Write out the data below in full, unchanged, minus the images.

[Figure contents as structured data]
%%

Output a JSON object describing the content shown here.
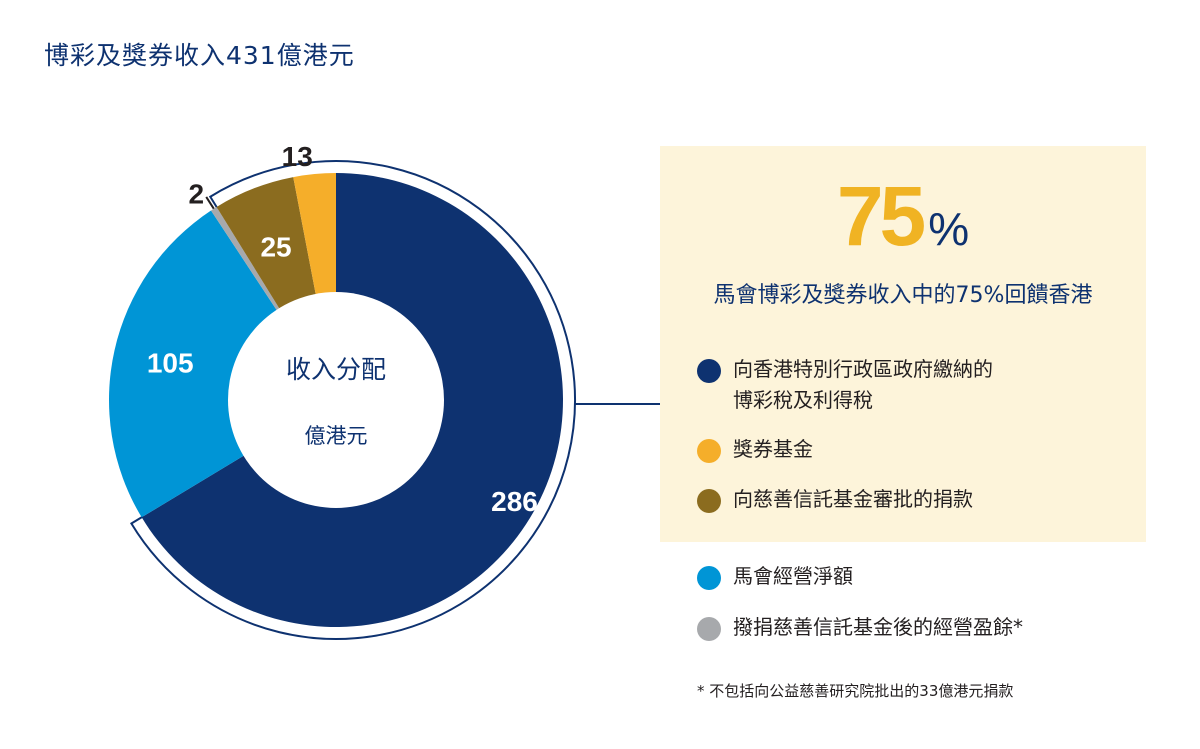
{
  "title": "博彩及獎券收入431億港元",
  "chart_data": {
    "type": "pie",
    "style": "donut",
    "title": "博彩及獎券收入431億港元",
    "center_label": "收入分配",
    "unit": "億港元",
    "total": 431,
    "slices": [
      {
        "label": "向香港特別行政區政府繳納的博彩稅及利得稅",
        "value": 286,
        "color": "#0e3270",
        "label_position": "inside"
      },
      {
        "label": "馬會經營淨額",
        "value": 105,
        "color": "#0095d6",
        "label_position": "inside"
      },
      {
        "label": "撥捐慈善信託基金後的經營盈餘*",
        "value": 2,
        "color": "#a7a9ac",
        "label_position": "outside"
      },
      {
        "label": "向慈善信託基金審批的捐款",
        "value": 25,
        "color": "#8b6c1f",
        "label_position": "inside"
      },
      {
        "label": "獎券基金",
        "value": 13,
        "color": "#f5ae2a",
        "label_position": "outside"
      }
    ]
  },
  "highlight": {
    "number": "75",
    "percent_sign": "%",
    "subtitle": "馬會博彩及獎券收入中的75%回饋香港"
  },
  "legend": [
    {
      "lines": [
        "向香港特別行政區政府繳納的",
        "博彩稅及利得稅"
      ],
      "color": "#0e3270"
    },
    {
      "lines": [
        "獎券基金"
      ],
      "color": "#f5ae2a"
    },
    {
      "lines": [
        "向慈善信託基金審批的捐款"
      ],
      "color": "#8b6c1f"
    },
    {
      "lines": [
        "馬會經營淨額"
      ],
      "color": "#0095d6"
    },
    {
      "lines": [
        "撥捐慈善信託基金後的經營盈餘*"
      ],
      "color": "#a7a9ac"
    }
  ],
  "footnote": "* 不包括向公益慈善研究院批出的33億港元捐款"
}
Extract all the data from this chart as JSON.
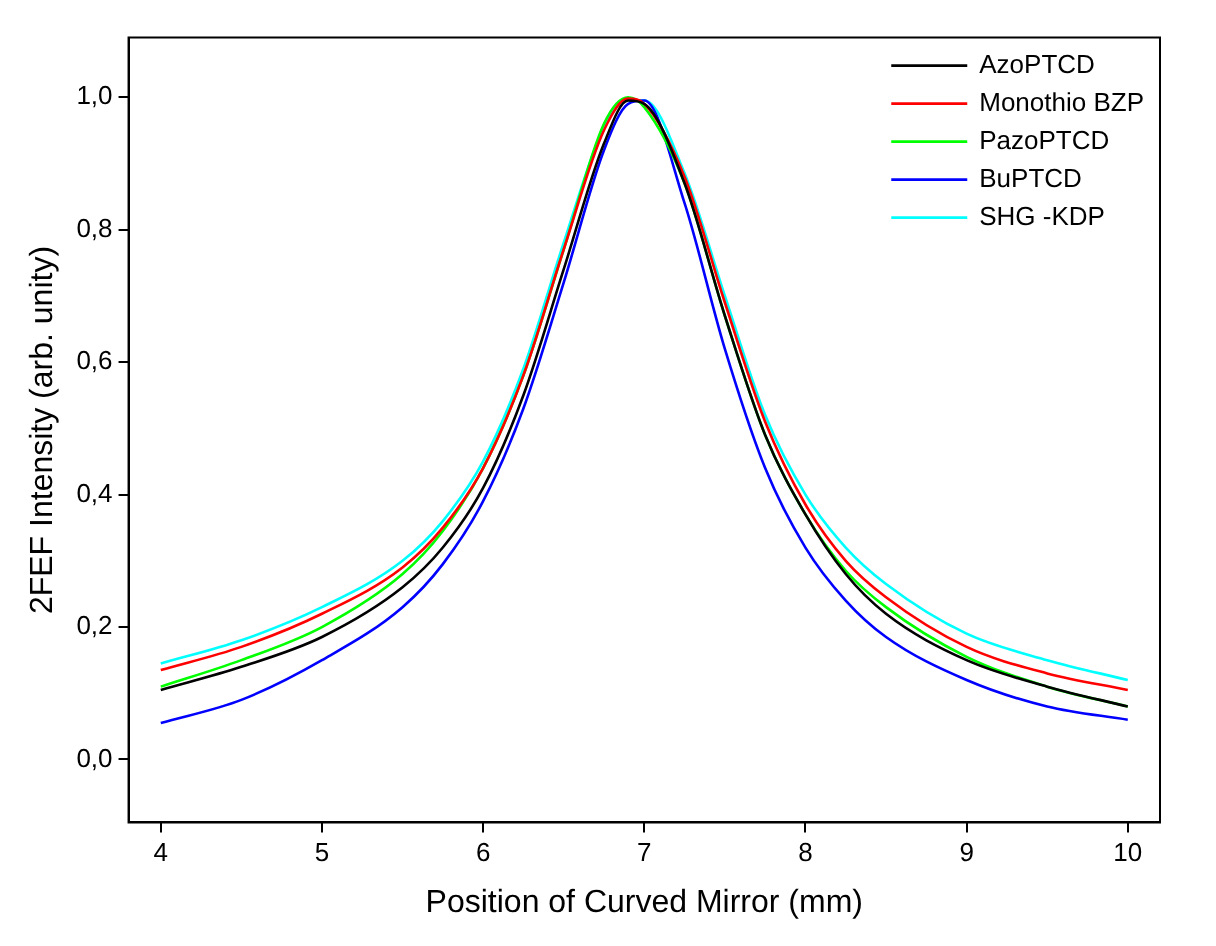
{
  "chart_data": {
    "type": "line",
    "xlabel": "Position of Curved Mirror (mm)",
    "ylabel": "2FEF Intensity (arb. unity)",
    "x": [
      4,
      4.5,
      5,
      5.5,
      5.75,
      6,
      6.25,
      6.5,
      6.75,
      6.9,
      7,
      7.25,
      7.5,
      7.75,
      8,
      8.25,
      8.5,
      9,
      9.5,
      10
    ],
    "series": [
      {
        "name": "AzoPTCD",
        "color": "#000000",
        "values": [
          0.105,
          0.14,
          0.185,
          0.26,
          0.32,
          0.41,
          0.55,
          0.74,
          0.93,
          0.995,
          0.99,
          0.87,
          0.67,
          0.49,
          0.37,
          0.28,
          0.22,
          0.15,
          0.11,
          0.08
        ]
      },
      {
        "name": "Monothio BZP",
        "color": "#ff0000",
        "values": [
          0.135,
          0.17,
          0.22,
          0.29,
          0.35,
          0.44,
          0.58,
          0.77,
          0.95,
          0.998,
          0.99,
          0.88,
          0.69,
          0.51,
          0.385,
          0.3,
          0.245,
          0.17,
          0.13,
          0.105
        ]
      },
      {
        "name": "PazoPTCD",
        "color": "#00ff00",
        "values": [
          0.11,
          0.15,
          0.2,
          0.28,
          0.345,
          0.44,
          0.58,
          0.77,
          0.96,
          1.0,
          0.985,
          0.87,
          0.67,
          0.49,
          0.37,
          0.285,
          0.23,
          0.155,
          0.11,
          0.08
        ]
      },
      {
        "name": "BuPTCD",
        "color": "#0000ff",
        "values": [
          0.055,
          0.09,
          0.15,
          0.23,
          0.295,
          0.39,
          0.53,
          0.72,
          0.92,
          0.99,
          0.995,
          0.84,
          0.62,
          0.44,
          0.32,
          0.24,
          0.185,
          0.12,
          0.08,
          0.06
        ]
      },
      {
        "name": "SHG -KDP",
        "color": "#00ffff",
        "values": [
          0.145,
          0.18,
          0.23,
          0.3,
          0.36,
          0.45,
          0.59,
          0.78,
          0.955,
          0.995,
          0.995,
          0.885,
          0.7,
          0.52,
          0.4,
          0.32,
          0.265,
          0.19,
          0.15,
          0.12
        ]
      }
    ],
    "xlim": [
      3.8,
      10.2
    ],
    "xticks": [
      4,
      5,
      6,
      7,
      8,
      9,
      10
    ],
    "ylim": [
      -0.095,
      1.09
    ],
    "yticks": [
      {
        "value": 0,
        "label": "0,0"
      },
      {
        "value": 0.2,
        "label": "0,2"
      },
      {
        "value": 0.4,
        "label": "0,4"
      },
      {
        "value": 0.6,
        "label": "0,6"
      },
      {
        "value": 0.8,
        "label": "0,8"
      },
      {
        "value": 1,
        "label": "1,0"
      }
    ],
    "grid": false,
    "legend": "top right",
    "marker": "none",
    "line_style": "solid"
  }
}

%%

— Final result —
Output a JSON object describing the content shown here.
{
  "title": "博彩及獎券收入431億港元",
  "chart_data": {
    "type": "pie",
    "style": "donut",
    "title": "博彩及獎券收入431億港元",
    "center_label": "收入分配",
    "unit": "億港元",
    "total": 431,
    "slices": [
      {
        "label": "向香港特別行政區政府繳納的博彩稅及利得稅",
        "value": 286,
        "color": "#0e3270",
        "label_position": "inside"
      },
      {
        "label": "馬會經營淨額",
        "value": 105,
        "color": "#0095d6",
        "label_position": "inside"
      },
      {
        "label": "撥捐慈善信託基金後的經營盈餘*",
        "value": 2,
        "color": "#a7a9ac",
        "label_position": "outside"
      },
      {
        "label": "向慈善信託基金審批的捐款",
        "value": 25,
        "color": "#8b6c1f",
        "label_position": "inside"
      },
      {
        "label": "獎券基金",
        "value": 13,
        "color": "#f5ae2a",
        "label_position": "outside"
      }
    ]
  },
  "highlight": {
    "number": "75",
    "percent_sign": "%",
    "subtitle": "馬會博彩及獎券收入中的75%回饋香港"
  },
  "legend": [
    {
      "lines": [
        "向香港特別行政區政府繳納的",
        "博彩稅及利得稅"
      ],
      "color": "#0e3270"
    },
    {
      "lines": [
        "獎券基金"
      ],
      "color": "#f5ae2a"
    },
    {
      "lines": [
        "向慈善信託基金審批的捐款"
      ],
      "color": "#8b6c1f"
    },
    {
      "lines": [
        "馬會經營淨額"
      ],
      "color": "#0095d6"
    },
    {
      "lines": [
        "撥捐慈善信託基金後的經營盈餘*"
      ],
      "color": "#a7a9ac"
    }
  ],
  "footnote": "* 不包括向公益慈善研究院批出的33億港元捐款"
}
Extract all the data from this chart as JSON.
{
  "chart_data": {
    "type": "line",
    "xlabel": "Position of Curved Mirror (mm)",
    "ylabel": "2FEF Intensity (arb. unity)",
    "x": [
      4,
      4.5,
      5,
      5.5,
      5.75,
      6,
      6.25,
      6.5,
      6.75,
      6.9,
      7,
      7.25,
      7.5,
      7.75,
      8,
      8.25,
      8.5,
      9,
      9.5,
      10
    ],
    "series": [
      {
        "name": "AzoPTCD",
        "color": "#000000",
        "values": [
          0.105,
          0.14,
          0.185,
          0.26,
          0.32,
          0.41,
          0.55,
          0.74,
          0.93,
          0.995,
          0.99,
          0.87,
          0.67,
          0.49,
          0.37,
          0.28,
          0.22,
          0.15,
          0.11,
          0.08
        ]
      },
      {
        "name": "Monothio BZP",
        "color": "#ff0000",
        "values": [
          0.135,
          0.17,
          0.22,
          0.29,
          0.35,
          0.44,
          0.58,
          0.77,
          0.95,
          0.998,
          0.99,
          0.88,
          0.69,
          0.51,
          0.385,
          0.3,
          0.245,
          0.17,
          0.13,
          0.105
        ]
      },
      {
        "name": "PazoPTCD",
        "color": "#00ff00",
        "values": [
          0.11,
          0.15,
          0.2,
          0.28,
          0.345,
          0.44,
          0.58,
          0.77,
          0.96,
          1.0,
          0.985,
          0.87,
          0.67,
          0.49,
          0.37,
          0.285,
          0.23,
          0.155,
          0.11,
          0.08
        ]
      },
      {
        "name": "BuPTCD",
        "color": "#0000ff",
        "values": [
          0.055,
          0.09,
          0.15,
          0.23,
          0.295,
          0.39,
          0.53,
          0.72,
          0.92,
          0.99,
          0.995,
          0.84,
          0.62,
          0.44,
          0.32,
          0.24,
          0.185,
          0.12,
          0.08,
          0.06
        ]
      },
      {
        "name": "SHG -KDP",
        "color": "#00ffff",
        "values": [
          0.145,
          0.18,
          0.23,
          0.3,
          0.36,
          0.45,
          0.59,
          0.78,
          0.955,
          0.995,
          0.995,
          0.885,
          0.7,
          0.52,
          0.4,
          0.32,
          0.265,
          0.19,
          0.15,
          0.12
        ]
      }
    ],
    "xlim": [
      3.8,
      10.2
    ],
    "xticks": [
      4,
      5,
      6,
      7,
      8,
      9,
      10
    ],
    "ylim": [
      -0.095,
      1.09
    ],
    "yticks": [
      {
        "value": 0,
        "label": "0,0"
      },
      {
        "value": 0.2,
        "label": "0,2"
      },
      {
        "value": 0.4,
        "label": "0,4"
      },
      {
        "value": 0.6,
        "label": "0,6"
      },
      {
        "value": 0.8,
        "label": "0,8"
      },
      {
        "value": 1,
        "label": "1,0"
      }
    ],
    "grid": false,
    "legend": "top right",
    "marker": "none",
    "line_style": "solid"
  }
}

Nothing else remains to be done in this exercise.